Write out the material again exactly, please, and omit the pictures.
[begin Provided material]
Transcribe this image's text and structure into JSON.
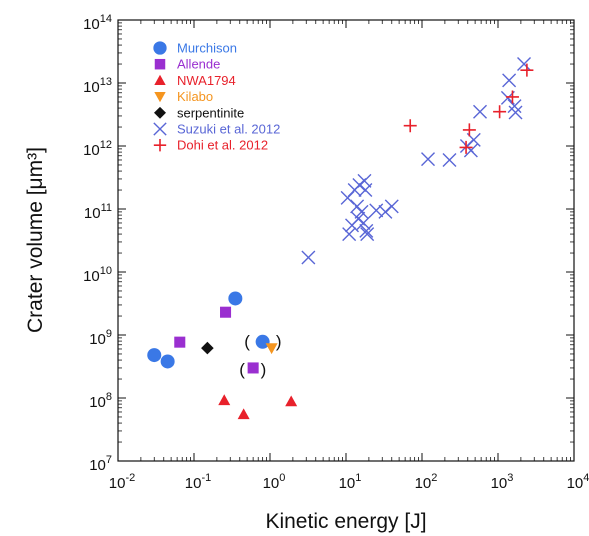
{
  "chart_data": {
    "type": "scatter",
    "xlabel": "Kinetic energy [J]",
    "ylabel": "Crater volume [μm³]",
    "x_scale": "log",
    "y_scale": "log",
    "xlim": [
      0.01,
      10000
    ],
    "ylim": [
      10000000,
      100000000000000
    ],
    "x_ticks": [
      {
        "value": 0.01,
        "base": "10",
        "exp": "-2"
      },
      {
        "value": 0.1,
        "base": "10",
        "exp": "-1"
      },
      {
        "value": 1,
        "base": "10",
        "exp": "0"
      },
      {
        "value": 10,
        "base": "10",
        "exp": "1"
      },
      {
        "value": 100,
        "base": "10",
        "exp": "2"
      },
      {
        "value": 1000,
        "base": "10",
        "exp": "3"
      },
      {
        "value": 10000,
        "base": "10",
        "exp": "4"
      }
    ],
    "y_ticks": [
      {
        "value": 10000000,
        "base": "10",
        "exp": "7"
      },
      {
        "value": 100000000,
        "base": "10",
        "exp": "8"
      },
      {
        "value": 1000000000,
        "base": "10",
        "exp": "9"
      },
      {
        "value": 10000000000,
        "base": "10",
        "exp": "10"
      },
      {
        "value": 100000000000,
        "base": "10",
        "exp": "11"
      },
      {
        "value": 1000000000000,
        "base": "10",
        "exp": "12"
      },
      {
        "value": 10000000000000,
        "base": "10",
        "exp": "13"
      },
      {
        "value": 100000000000000,
        "base": "10",
        "exp": "14"
      }
    ],
    "grid": false,
    "legend_position": "top-left",
    "annotations": [
      {
        "text": "(",
        "x": 0.5,
        "y": 800000000
      },
      {
        "text": ")",
        "x": 1.3,
        "y": 800000000
      },
      {
        "text": "(",
        "x": 0.43,
        "y": 290000000
      },
      {
        "text": ")",
        "x": 0.82,
        "y": 290000000
      }
    ],
    "series": [
      {
        "name": "Murchison",
        "marker": "circle",
        "color": "#3a78e6",
        "points": [
          [
            0.03,
            480000000
          ],
          [
            0.045,
            380000000
          ],
          [
            0.35,
            3800000000
          ],
          [
            0.8,
            780000000
          ]
        ]
      },
      {
        "name": "Allende",
        "marker": "square",
        "color": "#9a2fd0",
        "points": [
          [
            0.065,
            770000000
          ],
          [
            0.26,
            2300000000
          ],
          [
            0.6,
            300000000
          ]
        ]
      },
      {
        "name": "NWA1794",
        "marker": "triangle-up",
        "color": "#e8212b",
        "points": [
          [
            0.25,
            92000000
          ],
          [
            0.45,
            55000000
          ],
          [
            1.9,
            88000000
          ]
        ]
      },
      {
        "name": "Kilabo",
        "marker": "triangle-down",
        "color": "#f5951f",
        "points": [
          [
            1.05,
            620000000
          ]
        ]
      },
      {
        "name": "serpentinite",
        "marker": "diamond",
        "color": "#111111",
        "points": [
          [
            0.15,
            620000000
          ]
        ]
      },
      {
        "name": "Suzuki et al. 2012",
        "marker": "x",
        "color": "#5966d6",
        "points": [
          [
            3.2,
            17000000000
          ],
          [
            10.5,
            150000000000
          ],
          [
            11,
            40000000000
          ],
          [
            12,
            55000000000
          ],
          [
            13,
            200000000000
          ],
          [
            14,
            110000000000
          ],
          [
            14.5,
            70000000000
          ],
          [
            15,
            240000000000
          ],
          [
            16,
            90000000000
          ],
          [
            17,
            60000000000
          ],
          [
            17.5,
            280000000000
          ],
          [
            18,
            200000000000
          ],
          [
            18.5,
            45000000000
          ],
          [
            19,
            40000000000
          ],
          [
            25,
            95000000000
          ],
          [
            33,
            90000000000
          ],
          [
            40,
            110000000000
          ],
          [
            120,
            620000000000
          ],
          [
            230,
            600000000000
          ],
          [
            390,
            1000000000000
          ],
          [
            440,
            850000000000
          ],
          [
            480,
            1250000000000
          ],
          [
            580,
            3500000000000
          ],
          [
            1350,
            5800000000000
          ],
          [
            1400,
            11000000000000
          ],
          [
            1650,
            4300000000000
          ],
          [
            1700,
            3400000000000
          ],
          [
            2200,
            20000000000000
          ]
        ]
      },
      {
        "name": "Dohi et al. 2012",
        "marker": "plus",
        "color": "#e8212b",
        "points": [
          [
            70,
            2100000000000
          ],
          [
            380,
            950000000000
          ],
          [
            420,
            1800000000000
          ],
          [
            1050,
            3500000000000
          ],
          [
            1550,
            6000000000000
          ],
          [
            2400,
            16000000000000
          ]
        ]
      }
    ]
  }
}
[end Provided material]
§ Exercise output:
Transcribe this image's text and structure into JSON.
{
  "chart_data": {
    "type": "scatter",
    "xlabel": "Kinetic energy [J]",
    "ylabel": "Crater volume [μm³]",
    "x_scale": "log",
    "y_scale": "log",
    "xlim": [
      0.01,
      10000
    ],
    "ylim": [
      10000000,
      100000000000000
    ],
    "x_ticks": [
      {
        "value": 0.01,
        "base": "10",
        "exp": "-2"
      },
      {
        "value": 0.1,
        "base": "10",
        "exp": "-1"
      },
      {
        "value": 1,
        "base": "10",
        "exp": "0"
      },
      {
        "value": 10,
        "base": "10",
        "exp": "1"
      },
      {
        "value": 100,
        "base": "10",
        "exp": "2"
      },
      {
        "value": 1000,
        "base": "10",
        "exp": "3"
      },
      {
        "value": 10000,
        "base": "10",
        "exp": "4"
      }
    ],
    "y_ticks": [
      {
        "value": 10000000,
        "base": "10",
        "exp": "7"
      },
      {
        "value": 100000000,
        "base": "10",
        "exp": "8"
      },
      {
        "value": 1000000000,
        "base": "10",
        "exp": "9"
      },
      {
        "value": 10000000000,
        "base": "10",
        "exp": "10"
      },
      {
        "value": 100000000000,
        "base": "10",
        "exp": "11"
      },
      {
        "value": 1000000000000,
        "base": "10",
        "exp": "12"
      },
      {
        "value": 10000000000000,
        "base": "10",
        "exp": "13"
      },
      {
        "value": 100000000000000,
        "base": "10",
        "exp": "14"
      }
    ],
    "grid": false,
    "legend_position": "top-left",
    "annotations": [
      {
        "text": "(",
        "x": 0.5,
        "y": 800000000
      },
      {
        "text": ")",
        "x": 1.3,
        "y": 800000000
      },
      {
        "text": "(",
        "x": 0.43,
        "y": 290000000
      },
      {
        "text": ")",
        "x": 0.82,
        "y": 290000000
      }
    ],
    "series": [
      {
        "name": "Murchison",
        "marker": "circle",
        "color": "#3a78e6",
        "points": [
          [
            0.03,
            480000000
          ],
          [
            0.045,
            380000000
          ],
          [
            0.35,
            3800000000
          ],
          [
            0.8,
            780000000
          ]
        ]
      },
      {
        "name": "Allende",
        "marker": "square",
        "color": "#9a2fd0",
        "points": [
          [
            0.065,
            770000000
          ],
          [
            0.26,
            2300000000
          ],
          [
            0.6,
            300000000
          ]
        ]
      },
      {
        "name": "NWA1794",
        "marker": "triangle-up",
        "color": "#e8212b",
        "points": [
          [
            0.25,
            92000000
          ],
          [
            0.45,
            55000000
          ],
          [
            1.9,
            88000000
          ]
        ]
      },
      {
        "name": "Kilabo",
        "marker": "triangle-down",
        "color": "#f5951f",
        "points": [
          [
            1.05,
            620000000
          ]
        ]
      },
      {
        "name": "serpentinite",
        "marker": "diamond",
        "color": "#111111",
        "points": [
          [
            0.15,
            620000000
          ]
        ]
      },
      {
        "name": "Suzuki et al. 2012",
        "marker": "x",
        "color": "#5966d6",
        "points": [
          [
            3.2,
            17000000000
          ],
          [
            10.5,
            150000000000
          ],
          [
            11,
            40000000000
          ],
          [
            12,
            55000000000
          ],
          [
            13,
            200000000000
          ],
          [
            14,
            110000000000
          ],
          [
            14.5,
            70000000000
          ],
          [
            15,
            240000000000
          ],
          [
            16,
            90000000000
          ],
          [
            17,
            60000000000
          ],
          [
            17.5,
            280000000000
          ],
          [
            18,
            200000000000
          ],
          [
            18.5,
            45000000000
          ],
          [
            19,
            40000000000
          ],
          [
            25,
            95000000000
          ],
          [
            33,
            90000000000
          ],
          [
            40,
            110000000000
          ],
          [
            120,
            620000000000
          ],
          [
            230,
            600000000000
          ],
          [
            390,
            1000000000000
          ],
          [
            440,
            850000000000
          ],
          [
            480,
            1250000000000
          ],
          [
            580,
            3500000000000
          ],
          [
            1350,
            5800000000000
          ],
          [
            1400,
            11000000000000
          ],
          [
            1650,
            4300000000000
          ],
          [
            1700,
            3400000000000
          ],
          [
            2200,
            20000000000000
          ]
        ]
      },
      {
        "name": "Dohi et al. 2012",
        "marker": "plus",
        "color": "#e8212b",
        "points": [
          [
            70,
            2100000000000
          ],
          [
            380,
            950000000000
          ],
          [
            420,
            1800000000000
          ],
          [
            1050,
            3500000000000
          ],
          [
            1550,
            6000000000000
          ],
          [
            2400,
            16000000000000
          ]
        ]
      }
    ]
  }
}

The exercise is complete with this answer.